Return everything in the listing unchanged, from its first line down to the line containing "envelope-layer: [856, 225, 1621, 790]", with both of those lines included.

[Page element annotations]

# # # #

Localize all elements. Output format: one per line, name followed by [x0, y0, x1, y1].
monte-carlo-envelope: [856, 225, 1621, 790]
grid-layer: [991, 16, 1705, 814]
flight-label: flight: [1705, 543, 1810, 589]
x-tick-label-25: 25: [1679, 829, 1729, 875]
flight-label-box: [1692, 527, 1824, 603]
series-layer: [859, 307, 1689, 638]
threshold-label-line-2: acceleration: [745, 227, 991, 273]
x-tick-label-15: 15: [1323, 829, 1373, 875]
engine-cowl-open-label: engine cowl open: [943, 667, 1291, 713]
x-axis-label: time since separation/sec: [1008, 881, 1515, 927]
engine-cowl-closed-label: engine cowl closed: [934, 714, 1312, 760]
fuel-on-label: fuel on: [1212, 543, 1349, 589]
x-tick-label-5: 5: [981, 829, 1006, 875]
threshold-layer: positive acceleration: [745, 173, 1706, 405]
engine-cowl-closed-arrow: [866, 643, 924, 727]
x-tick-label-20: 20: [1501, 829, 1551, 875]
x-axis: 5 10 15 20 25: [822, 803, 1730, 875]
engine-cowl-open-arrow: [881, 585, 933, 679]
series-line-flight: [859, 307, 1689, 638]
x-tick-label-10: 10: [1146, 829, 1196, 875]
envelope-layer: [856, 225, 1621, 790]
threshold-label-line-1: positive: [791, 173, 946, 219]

# # # #

**Solution below:**
Localize all elements. Output format: one per line, name followed by [x0, y0, x1, y1].
monte-carlo-envelope: [856, 225, 1621, 790]
grid-layer: [991, 16, 1705, 814]
flight-label: flight: [1705, 543, 1810, 589]
x-tick-label-25: 25: [1679, 829, 1729, 875]
flight-label-box: [1692, 527, 1824, 603]
series-layer: [859, 307, 1689, 638]
threshold-label-line-2: acceleration: [745, 227, 991, 273]
x-tick-label-15: 15: [1323, 829, 1373, 875]
engine-cowl-open-label: engine cowl open: [943, 667, 1291, 713]
x-axis-label: time since separation/sec: [1008, 881, 1515, 927]
engine-cowl-closed-label: engine cowl closed: [934, 714, 1312, 760]
fuel-on-label: fuel on: [1212, 543, 1349, 589]
x-tick-label-5: 5: [981, 829, 1006, 875]
threshold-layer: positive acceleration: [745, 173, 1706, 405]
engine-cowl-closed-arrow: [866, 643, 924, 727]
x-tick-label-20: 20: [1501, 829, 1551, 875]
x-axis: 5 10 15 20 25: [822, 803, 1730, 875]
engine-cowl-open-arrow: [881, 585, 933, 679]
series-line-flight: [859, 307, 1689, 638]
x-tick-label-10: 10: [1146, 829, 1196, 875]
envelope-layer: [856, 225, 1621, 790]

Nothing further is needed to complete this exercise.